● Soal 1: Kutip seluruh bagian teks tentang Kesultanan Lamuri mulai dari "Secara umum, data" sampai ke "keberadaan kesultanan ini.".
● Soal 2: Dalam teks tentang Kesultanan Lamuri, siapa yang menyebut bahwa kesultanan ini terletak di sudut sebelah barat laut Pulau Sumatera?

Kesultanan Lamuri
1. Sejarah
Data tentang sejarah berdirinya Kesultanan Lamuri masih simpang siur. Data yang pernah dikemukakan sejumlah orang tentang kesultanan ini masih bersifat spekulatif dan tentatif. Tulisan ini masih sangat sederhana dan bersifat sementara karena keterbatasan data yang diperoleh.
Secara umum, data tentang kesultanan ini didasarkan pada berita-berita dari luar, seperti yang dikemukakan oleh pedagang-pedagang dan pelaut-pelaut asing (Arab, India, dan Cina) sebelum tahun 1500 M. Di samping itu, ada beberapa sumber lokal, seperti Hikayat Melayu dan Hikayat Atjeh, yang dapat dijadikan rujukan tentang keberadaan kesultanan ini.
Data tentang lokasi kesultanan ini juga masih menjadi perdebatan. W. P. Groeneveldt, seorang ahli sejarah Belanda, menyebut bahwa kesultanan ini terletak di sudut sebelah barat laut Pulau Sumatera, kini tepatnya berada di Kabupaten Aceh Besar. Ahli sejarah lainnya, H. Ylue menyebut bahwa Lambri atau Lamuri merupakan suatu tempat yang pernah disinggahi pertama kali oleh para pedagang dan pelaut dari Arab dan India. Menurut pandangan seorang pengembara dan penulis asing, Tome Pires, letak Kesultanan Lamuri adalah di antara Kesultanan Aceh Darusalam dan wilayah Biheue. Artinya, wilayah Kesultanan Lamuri meluas dari pantai hingga ke daerah pedalaman.

● Catatan yang Diberikan:
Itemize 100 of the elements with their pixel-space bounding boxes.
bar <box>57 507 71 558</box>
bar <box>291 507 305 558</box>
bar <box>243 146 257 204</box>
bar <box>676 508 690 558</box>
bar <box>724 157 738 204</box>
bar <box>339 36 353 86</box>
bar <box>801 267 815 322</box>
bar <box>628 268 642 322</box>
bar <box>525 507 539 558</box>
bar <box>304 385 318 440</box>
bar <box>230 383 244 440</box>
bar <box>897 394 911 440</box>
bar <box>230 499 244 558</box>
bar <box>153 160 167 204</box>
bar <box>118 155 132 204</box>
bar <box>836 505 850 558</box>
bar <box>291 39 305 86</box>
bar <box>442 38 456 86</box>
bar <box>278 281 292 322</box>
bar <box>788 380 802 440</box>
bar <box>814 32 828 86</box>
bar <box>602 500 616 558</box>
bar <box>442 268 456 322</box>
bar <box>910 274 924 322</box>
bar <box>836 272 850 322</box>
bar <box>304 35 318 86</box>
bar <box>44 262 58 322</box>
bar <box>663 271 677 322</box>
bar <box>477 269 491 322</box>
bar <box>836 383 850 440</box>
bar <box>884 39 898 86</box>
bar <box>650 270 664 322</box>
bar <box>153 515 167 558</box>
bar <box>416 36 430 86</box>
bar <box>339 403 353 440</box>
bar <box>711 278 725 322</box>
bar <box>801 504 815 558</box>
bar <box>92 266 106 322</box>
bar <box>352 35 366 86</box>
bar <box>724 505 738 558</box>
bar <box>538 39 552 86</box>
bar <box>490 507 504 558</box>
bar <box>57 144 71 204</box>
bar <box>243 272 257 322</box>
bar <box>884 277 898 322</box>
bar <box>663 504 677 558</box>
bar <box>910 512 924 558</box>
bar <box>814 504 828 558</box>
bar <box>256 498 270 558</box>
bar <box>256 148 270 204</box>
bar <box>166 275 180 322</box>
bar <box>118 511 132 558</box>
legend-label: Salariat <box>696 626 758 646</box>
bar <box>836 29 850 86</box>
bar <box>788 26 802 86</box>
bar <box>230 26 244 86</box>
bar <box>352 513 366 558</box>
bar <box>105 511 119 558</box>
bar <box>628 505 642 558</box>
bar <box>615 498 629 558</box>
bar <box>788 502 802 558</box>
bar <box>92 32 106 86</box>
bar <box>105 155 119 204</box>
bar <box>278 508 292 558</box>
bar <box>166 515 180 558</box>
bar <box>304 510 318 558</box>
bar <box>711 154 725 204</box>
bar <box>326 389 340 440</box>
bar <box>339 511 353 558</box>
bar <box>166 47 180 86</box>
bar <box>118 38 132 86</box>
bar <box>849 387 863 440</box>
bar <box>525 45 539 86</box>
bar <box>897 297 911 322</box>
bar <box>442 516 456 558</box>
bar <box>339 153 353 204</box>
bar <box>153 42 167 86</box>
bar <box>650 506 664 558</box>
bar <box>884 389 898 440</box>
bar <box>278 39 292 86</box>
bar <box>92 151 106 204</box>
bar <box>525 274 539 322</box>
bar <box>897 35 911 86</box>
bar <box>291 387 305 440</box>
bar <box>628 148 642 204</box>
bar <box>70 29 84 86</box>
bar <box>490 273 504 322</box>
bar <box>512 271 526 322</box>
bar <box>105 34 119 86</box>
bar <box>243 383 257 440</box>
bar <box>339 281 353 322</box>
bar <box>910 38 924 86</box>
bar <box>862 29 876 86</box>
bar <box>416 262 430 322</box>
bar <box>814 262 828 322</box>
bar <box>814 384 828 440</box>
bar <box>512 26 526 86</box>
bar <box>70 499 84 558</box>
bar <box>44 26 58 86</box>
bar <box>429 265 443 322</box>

● Jawaban 1:
Secara umum, data tentang kesultanan ini didasarkan pada berita-berita dari luar, seperti yang dikemukakan oleh pedagang-pedagang dan pelaut-pelaut asing (Arab, India, dan Cina) sebelum tahun 1500 M. Di samping itu, ada beberapa sumber lokal, seperti Hikayat Melayu dan Hikayat Atjeh, yang dapat dijadikan rujukan tentang keberadaan kesultanan ini.

● Jawaban 2: W. P. Groeneveldt, seorang ahli sejarah Belanda.